Show all lines of the listing that hold the word "группе".

Extracted data entries:
···

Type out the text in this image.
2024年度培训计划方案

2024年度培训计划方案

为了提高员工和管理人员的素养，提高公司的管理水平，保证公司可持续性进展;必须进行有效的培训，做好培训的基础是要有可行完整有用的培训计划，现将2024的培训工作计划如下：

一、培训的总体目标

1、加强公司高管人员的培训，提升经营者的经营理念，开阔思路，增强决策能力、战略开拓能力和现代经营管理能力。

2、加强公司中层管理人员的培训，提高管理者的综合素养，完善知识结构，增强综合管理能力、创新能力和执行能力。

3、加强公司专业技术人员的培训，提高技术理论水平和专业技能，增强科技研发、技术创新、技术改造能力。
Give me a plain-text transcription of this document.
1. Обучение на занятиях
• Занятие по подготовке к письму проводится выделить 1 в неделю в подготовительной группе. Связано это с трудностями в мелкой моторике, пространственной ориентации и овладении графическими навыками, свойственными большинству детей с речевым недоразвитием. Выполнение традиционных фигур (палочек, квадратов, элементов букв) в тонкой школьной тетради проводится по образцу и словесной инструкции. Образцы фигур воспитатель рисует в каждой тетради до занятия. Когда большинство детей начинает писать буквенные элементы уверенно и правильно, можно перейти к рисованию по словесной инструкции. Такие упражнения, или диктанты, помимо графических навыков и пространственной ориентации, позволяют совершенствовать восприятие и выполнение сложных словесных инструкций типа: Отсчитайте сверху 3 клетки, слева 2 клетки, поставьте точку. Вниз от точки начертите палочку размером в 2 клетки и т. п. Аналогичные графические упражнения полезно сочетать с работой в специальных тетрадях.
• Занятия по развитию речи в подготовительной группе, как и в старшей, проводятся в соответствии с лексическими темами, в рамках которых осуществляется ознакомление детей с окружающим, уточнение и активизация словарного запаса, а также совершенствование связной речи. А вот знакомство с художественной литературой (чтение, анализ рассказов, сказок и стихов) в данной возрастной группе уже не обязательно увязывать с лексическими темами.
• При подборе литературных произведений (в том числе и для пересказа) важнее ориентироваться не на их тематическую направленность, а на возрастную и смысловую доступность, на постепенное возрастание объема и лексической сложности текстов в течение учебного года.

···

**Response:**
• Занятие по подготовке к письму проводится выделить 1 в неделю в подготовительной группе. Связано это с трудностями в мелкой моторике, пространственной ориентации и овладении графическими навыками, свойственными большинству детей с речевым недоразвитием. Выполнение традиционных фигур (палочек, квадратов, элементов букв) в тонкой школьной тетради проводится по образцу и словесной инструкции. Образцы фигур воспитатель рисует в каждой тетради до занятия. Когда большинство детей начинает писать буквенные элементы уверенно и правильно, можно перейти к рисованию по словесной инструкции. Такие упражнения, или диктанты, помимо графических навыков и пространственной ориентации, позволяют совершенствовать восприятие и выполнение сложных словесных инструкций типа: Отсчитайте сверху 3 клетки, слева 2 клетки, поставьте точку. Вниз от точки начертите палочку размером в 2 клетки и т. п. Аналогичные графические упражнения полезно сочетать с работой в специальных тетрадях.
• Занятия по развитию речи в подготовительной группе, как и в старшей, проводятся в соответствии с лексическими темами, в рамках которых осуществляется ознакомление детей с окружающим, уточнение и активизация словарного запаса, а также совершенствование связной речи. А вот знакомство с художественной литературой (чтение, анализ рассказов, сказок и стихов) в данной возрастной группе уже не обязательно увязывать с лексическими темами.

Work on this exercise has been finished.